**The problem:**
Write out the material exactly, without any of its pictures.

**Supplied material:**

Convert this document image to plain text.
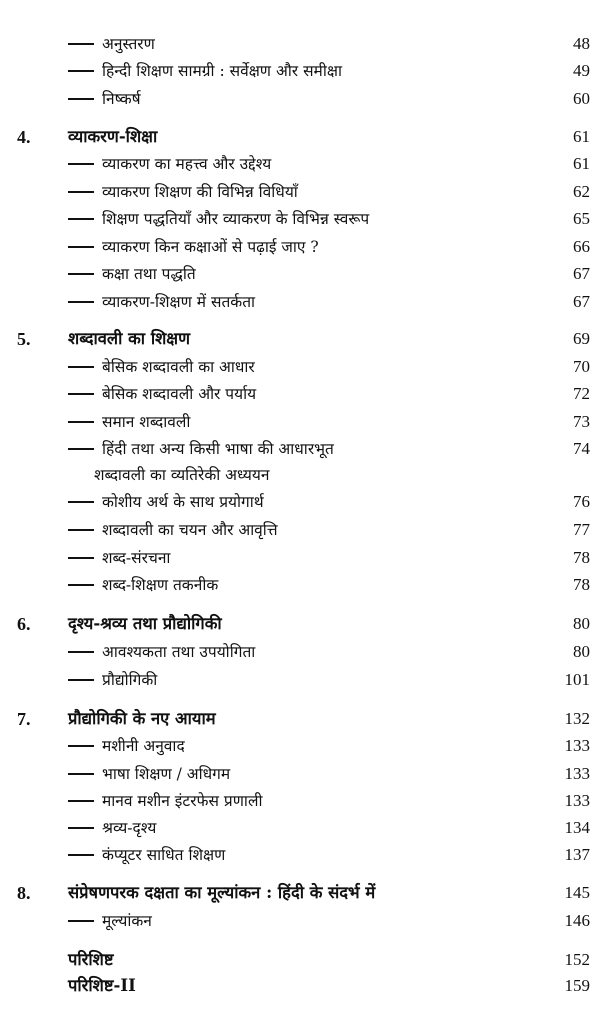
अनुस्तरण	48
हिन्दी शिक्षण सामग्री : सर्वेक्षण और समीक्षा	49
निष्कर्ष	60
4. व्याकरण-शिक्षा	61
व्याकरण का महत्त्व और उद्देश्य	61
व्याकरण शिक्षण की विभिन्न विधियाँ	62
शिक्षण पद्धतियाँ और व्याकरण के विभिन्न स्वरूप	65
व्याकरण किन कक्षाओं से पढ़ाई जाए ?	66
कक्षा तथा पद्धति	67
व्याकरण-शिक्षण में सतर्कता	67
5. शब्दावली का शिक्षण	69
बेसिक शब्दावली का आधार	70
बेसिक शब्दावली और पर्याय	72
समान शब्दावली	73
हिंदी तथा अन्य किसी भाषा की आधारभूत	74
शब्दावली का व्यतिरेकी अध्ययन
कोशीय अर्थ के साथ प्रयोगार्थ	76
शब्दावली का चयन और आवृत्ति	77
शब्द-संरचना	78
शब्द-शिक्षण तकनीक	78
6. दृश्य-श्रव्य तथा प्रौद्योगिकी	80
आवश्यकता तथा उपयोगिता	80
प्रौद्योगिकी	101
7. प्रौद्योगिकी के नए आयाम	132
मशीनी अनुवाद	133
भाषा शिक्षण / अधिगम	133
मानव मशीन इंटरफेस प्रणाली	133
श्रव्य-दृश्य	134
कंप्यूटर साधित शिक्षण	137
8. संप्रेषणपरक दक्षता का मूल्यांकन : हिंदी के संदर्भ में	145
मूल्यांकन	146
परिशिष्ट	152
परिशिष्ट-II	159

**Full output:**
Convert this document image to plain text.
अनुस्तरण	48
हिन्दी शिक्षण सामग्री : सर्वेक्षण और समीक्षा	49
निष्कर्ष	60
4. व्याकरण-शिक्षा	61
व्याकरण का महत्त्व और उद्देश्य	61
व्याकरण शिक्षण की विभिन्न विधियाँ	62
शिक्षण पद्धतियाँ और व्याकरण के विभिन्न स्वरूप	65
व्याकरण किन कक्षाओं से पढ़ाई जाए ?	66
कक्षा तथा पद्धति	67
व्याकरण-शिक्षण में सतर्कता	67
5. शब्दावली का शिक्षण	69
बेसिक शब्दावली का आधार	70
बेसिक शब्दावली और पर्याय	72
समान शब्दावली	73
हिंदी तथा अन्य किसी भाषा की आधारभूत	74
शब्दावली का व्यतिरेकी अध्ययन
कोशीय अर्थ के साथ प्रयोगार्थ	76
शब्दावली का चयन और आवृत्ति	77
शब्द-संरचना	78
शब्द-शिक्षण तकनीक	78
6. दृश्य-श्रव्य तथा प्रौद्योगिकी	80
आवश्यकता तथा उपयोगिता	80
प्रौद्योगिकी	101
7. प्रौद्योगिकी के नए आयाम	132
मशीनी अनुवाद	133
भाषा शिक्षण / अधिगम	133
मानव मशीन इंटरफेस प्रणाली	133
श्रव्य-दृश्य	134
कंप्यूटर साधित शिक्षण	137
8. संप्रेषणपरक दक्षता का मूल्यांकन : हिंदी के संदर्भ में	145
मूल्यांकन	146
परिशिष्ट	152
परिशिष्ट-II	159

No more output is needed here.